> **PROBLEM TO SOLVE**
Output all of the entries exactly as written.

> **RECORDS TO USE**
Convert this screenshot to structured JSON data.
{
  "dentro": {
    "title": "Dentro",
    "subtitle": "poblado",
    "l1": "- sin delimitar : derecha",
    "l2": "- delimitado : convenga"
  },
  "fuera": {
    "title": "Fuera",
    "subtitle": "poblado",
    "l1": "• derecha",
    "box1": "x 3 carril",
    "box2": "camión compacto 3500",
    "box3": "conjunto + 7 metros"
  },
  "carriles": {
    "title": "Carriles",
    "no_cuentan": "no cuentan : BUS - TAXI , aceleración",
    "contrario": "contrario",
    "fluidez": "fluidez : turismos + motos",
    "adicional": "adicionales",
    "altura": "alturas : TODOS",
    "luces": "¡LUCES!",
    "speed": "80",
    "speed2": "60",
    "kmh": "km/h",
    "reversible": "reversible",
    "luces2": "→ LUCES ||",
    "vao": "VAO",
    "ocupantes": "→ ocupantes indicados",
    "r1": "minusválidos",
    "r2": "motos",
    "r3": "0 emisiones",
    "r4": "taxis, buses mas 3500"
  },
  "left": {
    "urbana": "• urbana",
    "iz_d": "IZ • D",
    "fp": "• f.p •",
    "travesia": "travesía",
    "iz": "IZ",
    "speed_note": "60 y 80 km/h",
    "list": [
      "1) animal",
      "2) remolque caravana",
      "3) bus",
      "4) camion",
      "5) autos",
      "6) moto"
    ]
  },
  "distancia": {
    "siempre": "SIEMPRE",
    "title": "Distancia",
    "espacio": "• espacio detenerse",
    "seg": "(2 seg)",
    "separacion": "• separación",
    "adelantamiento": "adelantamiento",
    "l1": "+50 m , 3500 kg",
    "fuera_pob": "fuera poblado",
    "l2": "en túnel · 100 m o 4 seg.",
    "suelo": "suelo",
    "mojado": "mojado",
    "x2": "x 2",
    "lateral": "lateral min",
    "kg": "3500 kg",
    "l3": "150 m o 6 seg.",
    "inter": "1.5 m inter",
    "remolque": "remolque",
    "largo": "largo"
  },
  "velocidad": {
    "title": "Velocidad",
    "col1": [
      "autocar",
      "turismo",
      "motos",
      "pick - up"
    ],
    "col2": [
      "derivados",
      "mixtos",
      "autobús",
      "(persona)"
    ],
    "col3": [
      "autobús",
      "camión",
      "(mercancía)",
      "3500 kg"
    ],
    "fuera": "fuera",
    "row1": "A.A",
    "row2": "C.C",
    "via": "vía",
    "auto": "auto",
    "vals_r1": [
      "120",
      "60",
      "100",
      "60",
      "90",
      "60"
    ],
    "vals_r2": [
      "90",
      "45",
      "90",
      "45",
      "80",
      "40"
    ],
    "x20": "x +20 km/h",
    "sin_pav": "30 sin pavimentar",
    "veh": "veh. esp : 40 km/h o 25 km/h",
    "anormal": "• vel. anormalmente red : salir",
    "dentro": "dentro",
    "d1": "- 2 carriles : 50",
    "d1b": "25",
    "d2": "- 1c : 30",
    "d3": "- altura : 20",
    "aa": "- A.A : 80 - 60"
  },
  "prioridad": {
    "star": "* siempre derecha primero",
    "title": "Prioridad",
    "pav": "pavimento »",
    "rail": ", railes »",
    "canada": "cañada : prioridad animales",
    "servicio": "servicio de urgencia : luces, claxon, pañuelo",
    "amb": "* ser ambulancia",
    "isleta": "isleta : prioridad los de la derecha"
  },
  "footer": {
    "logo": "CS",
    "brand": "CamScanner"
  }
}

> **ANSWER TO THIS TASK**
Convert this screenshot to structured JSON data.
{
  "dentro": {
    "title": "Dentro",
    "subtitle": "poblado",
    "l1": "- sin delimitar : derecha",
    "l2": "- delimitado : convenga"
  },
  "fuera": {
    "title": "Fuera",
    "subtitle": "poblado",
    "l1": "• derecha",
    "box1": "x 3 carril",
    "box2": "camión compacto 3500",
    "box3": "conjunto + 7 metros"
  },
  "carriles": {
    "title": "Carriles",
    "no_cuentan": "no cuentan : BUS - TAXI , aceleración",
    "contrario": "contrario",
    "fluidez": "fluidez : turismos + motos",
    "adicional": "adicionales",
    "altura": "alturas : TODOS",
    "luces": "¡LUCES!",
    "speed": "80",
    "speed2": "60",
    "kmh": "km/h",
    "reversible": "reversible",
    "luces2": "→ LUCES ||",
    "vao": "VAO",
    "ocupantes": "→ ocupantes indicados",
    "r1": "minusválidos",
    "r2": "motos",
    "r3": "0 emisiones",
    "r4": "taxis, buses mas 3500"
  },
  "left": {
    "urbana": "• urbana",
    "iz_d": "IZ • D",
    "fp": "• f.p •",
    "travesia": "travesía",
    "iz": "IZ",
    "speed_note": "60 y 80 km/h",
    "list": [
      "1) animal",
      "2) remolque caravana",
      "3) bus",
      "4) camion",
      "5) autos",
      "6) moto"
    ]
  },
  "distancia": {
    "siempre": "SIEMPRE",
    "title": "Distancia",
    "espacio": "• espacio detenerse",
    "seg": "(2 seg)",
    "separacion": "• separación",
    "adelantamiento": "adelantamiento",
    "l1": "+50 m , 3500 kg",
    "fuera_pob": "fuera poblado",
    "l2": "en túnel · 100 m o 4 seg.",
    "suelo": "suelo",
    "mojado": "mojado",
    "x2": "x 2",
    "lateral": "lateral min",
    "kg": "3500 kg",
    "l3": "150 m o 6 seg.",
    "inter": "1.5 m inter",
    "remolque": "remolque",
    "largo": "largo"
  },
  "velocidad": {
    "title": "Velocidad",
    "col1": [
      "autocar",
      "turismo",
      "motos",
      "pick - up"
    ],
    "col2": [
      "derivados",
      "mixtos",
      "autobús",
      "(persona)"
    ],
    "col3": [
      "autobús",
      "camión",
      "(mercancía)",
      "3500 kg"
    ],
    "fuera": "fuera",
    "row1": "A.A",
    "row2": "C.C",
    "via": "vía",
    "auto": "auto",
    "vals_r1": [
      "120",
      "60",
      "100",
      "60",
      "90",
      "60"
    ],
    "vals_r2": [
      "90",
      "45",
      "90",
      "45",
      "80",
      "40"
    ],
    "x20": "x +20 km/h",
    "sin_pav": "30 sin pavimentar",
    "veh": "veh. esp : 40 km/h o 25 km/h",
    "anormal": "• vel. anormalmente red : salir",
    "dentro": "dentro",
    "d1": "- 2 carriles : 50",
    "d1b": "25",
    "d2": "- 1c : 30",
    "d3": "- altura : 20",
    "aa": "- A.A : 80 - 60"
  },
  "prioridad": {
    "star": "* siempre derecha primero",
    "title": "Prioridad",
    "pav": "pavimento »",
    "rail": ", railes »",
    "canada": "cañada : prioridad animales",
    "servicio": "servicio de urgencia : luces, claxon, pañuelo",
    "amb": "* ser ambulancia",
    "isleta": "isleta : prioridad los de la derecha"
  },
  "footer": {
    "logo": "CS",
    "brand": "CamScanner"
  }
}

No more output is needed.